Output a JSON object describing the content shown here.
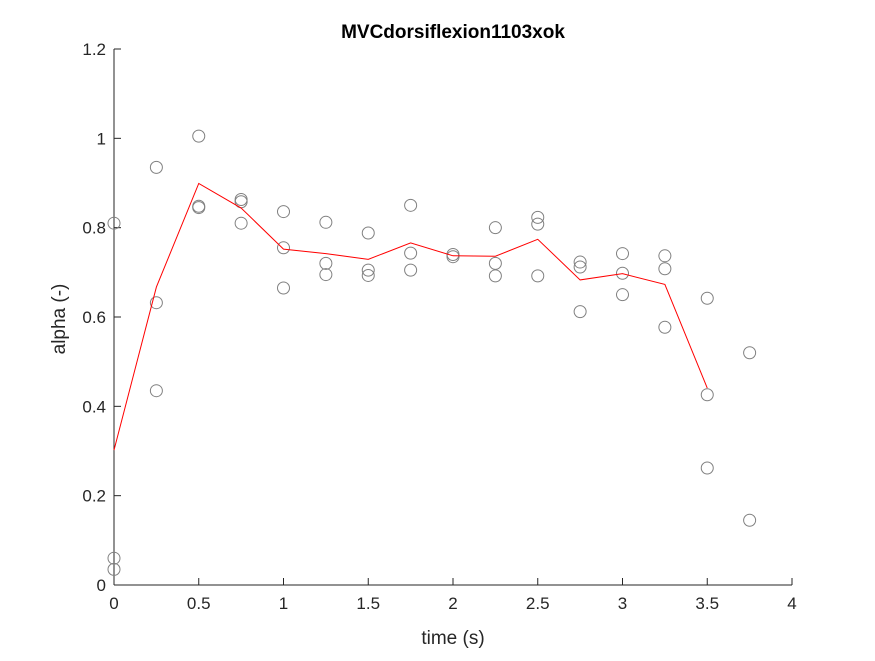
{
  "chart_data": {
    "type": "scatter",
    "title": "MVCdorsiflexion1103xok",
    "xlabel": "time (s)",
    "ylabel": "alpha (-)",
    "xlim": [
      0,
      4
    ],
    "ylim": [
      0,
      1.2
    ],
    "xticks": [
      0,
      0.5,
      1,
      1.5,
      2,
      2.5,
      3,
      3.5,
      4
    ],
    "xtick_labels": [
      "0",
      "0.5",
      "1",
      "1.5",
      "2",
      "2.5",
      "3",
      "3.5",
      "4"
    ],
    "yticks": [
      0,
      0.2,
      0.4,
      0.6,
      0.8,
      1.0,
      1.2
    ],
    "ytick_labels": [
      "0",
      "0.2",
      "0.4",
      "0.6",
      "0.8",
      "1",
      "1.2"
    ],
    "grid": false,
    "legend": "none",
    "colors": {
      "points": "#808080",
      "line": "#ff0000",
      "axes": "#262626"
    },
    "series": [
      {
        "type": "scatter",
        "marker": "open-circle",
        "x": [
          0,
          0,
          0,
          0.25,
          0.25,
          0.25,
          0.5,
          0.5,
          0.5,
          0.75,
          0.75,
          0.75,
          1.0,
          1.0,
          1.0,
          1.25,
          1.25,
          1.25,
          1.5,
          1.5,
          1.5,
          1.75,
          1.75,
          1.75,
          2.0,
          2.0,
          2.25,
          2.25,
          2.25,
          2.5,
          2.5,
          2.5,
          2.75,
          2.75,
          2.75,
          3.0,
          3.0,
          3.0,
          3.25,
          3.25,
          3.25,
          3.5,
          3.5,
          3.5,
          3.75,
          3.75
        ],
        "y": [
          0.81,
          0.06,
          0.035,
          0.935,
          0.632,
          0.435,
          1.005,
          0.848,
          0.845,
          0.863,
          0.858,
          0.81,
          0.836,
          0.755,
          0.665,
          0.812,
          0.72,
          0.695,
          0.788,
          0.705,
          0.693,
          0.85,
          0.743,
          0.705,
          0.74,
          0.735,
          0.8,
          0.72,
          0.692,
          0.823,
          0.808,
          0.692,
          0.723,
          0.712,
          0.612,
          0.742,
          0.698,
          0.65,
          0.737,
          0.708,
          0.577,
          0.642,
          0.426,
          0.262,
          0.52,
          0.145
        ]
      },
      {
        "type": "line",
        "x": [
          0,
          0.25,
          0.5,
          0.75,
          1.0,
          1.25,
          1.5,
          1.75,
          2.0,
          2.25,
          2.5,
          2.75,
          3.0,
          3.25,
          3.5
        ],
        "y": [
          0.302,
          0.667,
          0.899,
          0.844,
          0.752,
          0.742,
          0.729,
          0.766,
          0.737,
          0.736,
          0.774,
          0.683,
          0.697,
          0.673,
          0.441
        ]
      }
    ]
  }
}
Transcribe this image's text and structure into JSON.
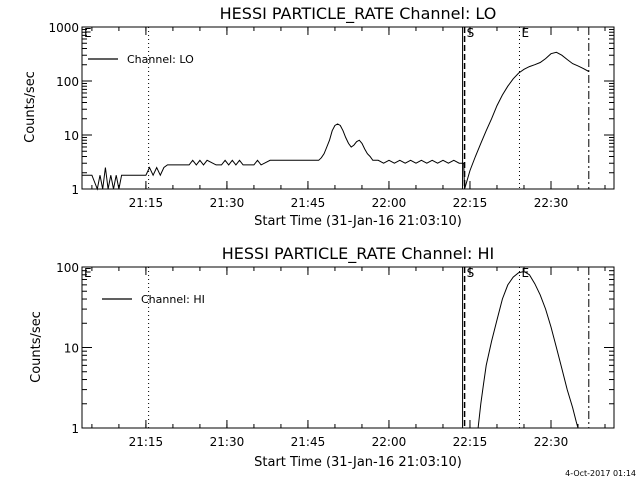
━━━━━━━━
TASK TO COMPLETE. Reply with nothing but the number of lines that contain the word "type".

FINAL RESULT. 3